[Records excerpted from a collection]
* * * * * * *

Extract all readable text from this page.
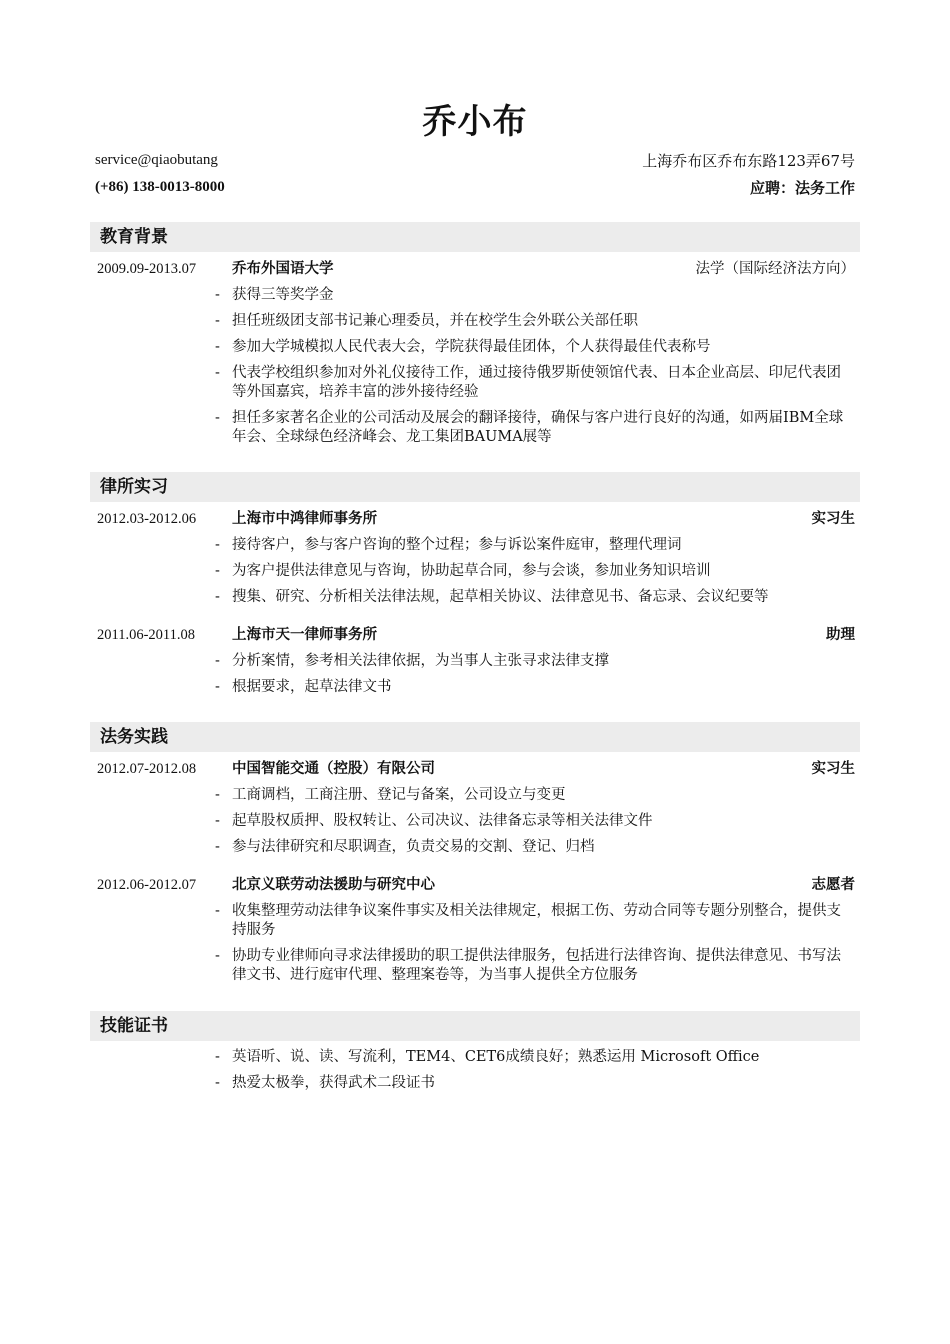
乔小布
service@qiaobutang	上海乔布区乔布东路123弄67号
(+86) 138-0013-8000	应聘：法务工作
教育背景
2009.09-2013.07 乔布外国语大学	法学（国际经济法方向）
- 获得三等奖学金
- 担任班级团支部书记兼心理委员，并在校学生会外联公关部任职
- 参加大学城模拟人民代表大会，学院获得最佳团体，个人获得最佳代表称号
- 代表学校组织参加对外礼仪接待工作，通过接待俄罗斯使领馆代表、日本企业高层、印尼代表团等外国嘉宾，培养丰富的涉外接待经验
- 担任多家著名企业的公司活动及展会的翻译接待，确保与客户进行良好的沟通，如两届IBM全球年会、全球绿色经济峰会、龙工集团BAUMA展等
律所实习
2012.03-2012.06 上海市中鸿律师事务所	实习生
- 接待客户，参与客户咨询的整个过程；参与诉讼案件庭审，整理代理词
- 为客户提供法律意见与咨询，协助起草合同，参与会谈，参加业务知识培训
- 搜集、研究、分析相关法律法规，起草相关协议、法律意见书、备忘录、会议纪要等
2011.06-2011.08	上海市天一律师事务所	助理
- 分析案情，参考相关法律依据，为当事人主张寻求法律支撑
- 根据要求，起草法律文书
法务实践
2012.07-2012.08 中国智能交通（控股）有限公司	实习生
- 工商调档，工商注册、登记与备案，公司设立与变更
- 起草股权质押、股权转让、公司决议、法律备忘录等相关法律文件
- 参与法律研究和尽职调查，负责交易的交割、登记、归档
2012.06-2012.07 北京义联劳动法援助与研究中心	志愿者
- 收集整理劳动法律争议案件事实及相关法律规定，根据工伤、劳动合同等专题分别整合，提供支持服务
- 协助专业律师向寻求法律援助的职工提供法律服务，包括进行法律咨询、提供法律意见、书写法律文书、进行庭审代理、整理案卷等，为当事人提供全方位服务
技能证书
- 英语听、说、读、写流利，TEM4、CET6成绩良好；熟悉运用 Microsoft Office
- 热爱太极拳，获得武术二段证书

* * * * * * *

§ What needs to be done
Repeat the material verbatim. Do not carry over any picture.

§ Written solution
Extract all readable text from this page.
乔小布
service@qiaobutang	上海乔布区乔布东路123弄67号
(+86) 138-0013-8000	应聘：法务工作
教育背景
2009.09-2013.07 乔布外国语大学	法学（国际经济法方向）
- 获得三等奖学金
- 担任班级团支部书记兼心理委员，并在校学生会外联公关部任职
- 参加大学城模拟人民代表大会，学院获得最佳团体，个人获得最佳代表称号
- 代表学校组织参加对外礼仪接待工作，通过接待俄罗斯使领馆代表、日本企业高层、印尼代表团等外国嘉宾，培养丰富的涉外接待经验
- 担任多家著名企业的公司活动及展会的翻译接待，确保与客户进行良好的沟通，如两届IBM全球年会、全球绿色经济峰会、龙工集团BAUMA展等
律所实习
2012.03-2012.06 上海市中鸿律师事务所	实习生
- 接待客户，参与客户咨询的整个过程；参与诉讼案件庭审，整理代理词
- 为客户提供法律意见与咨询，协助起草合同，参与会谈，参加业务知识培训
- 搜集、研究、分析相关法律法规，起草相关协议、法律意见书、备忘录、会议纪要等
2011.06-2011.08	上海市天一律师事务所	助理
- 分析案情，参考相关法律依据，为当事人主张寻求法律支撑
- 根据要求，起草法律文书
法务实践
2012.07-2012.08 中国智能交通（控股）有限公司	实习生
- 工商调档，工商注册、登记与备案，公司设立与变更
- 起草股权质押、股权转让、公司决议、法律备忘录等相关法律文件
- 参与法律研究和尽职调查，负责交易的交割、登记、归档
2012.06-2012.07 北京义联劳动法援助与研究中心	志愿者
- 收集整理劳动法律争议案件事实及相关法律规定，根据工伤、劳动合同等专题分别整合，提供支持服务
- 协助专业律师向寻求法律援助的职工提供法律服务，包括进行法律咨询、提供法律意见、书写法律文书、进行庭审代理、整理案卷等，为当事人提供全方位服务
技能证书
- 英语听、说、读、写流利，TEM4、CET6成绩良好；熟悉运用 Microsoft Office
- 热爱太极拳，获得武术二段证书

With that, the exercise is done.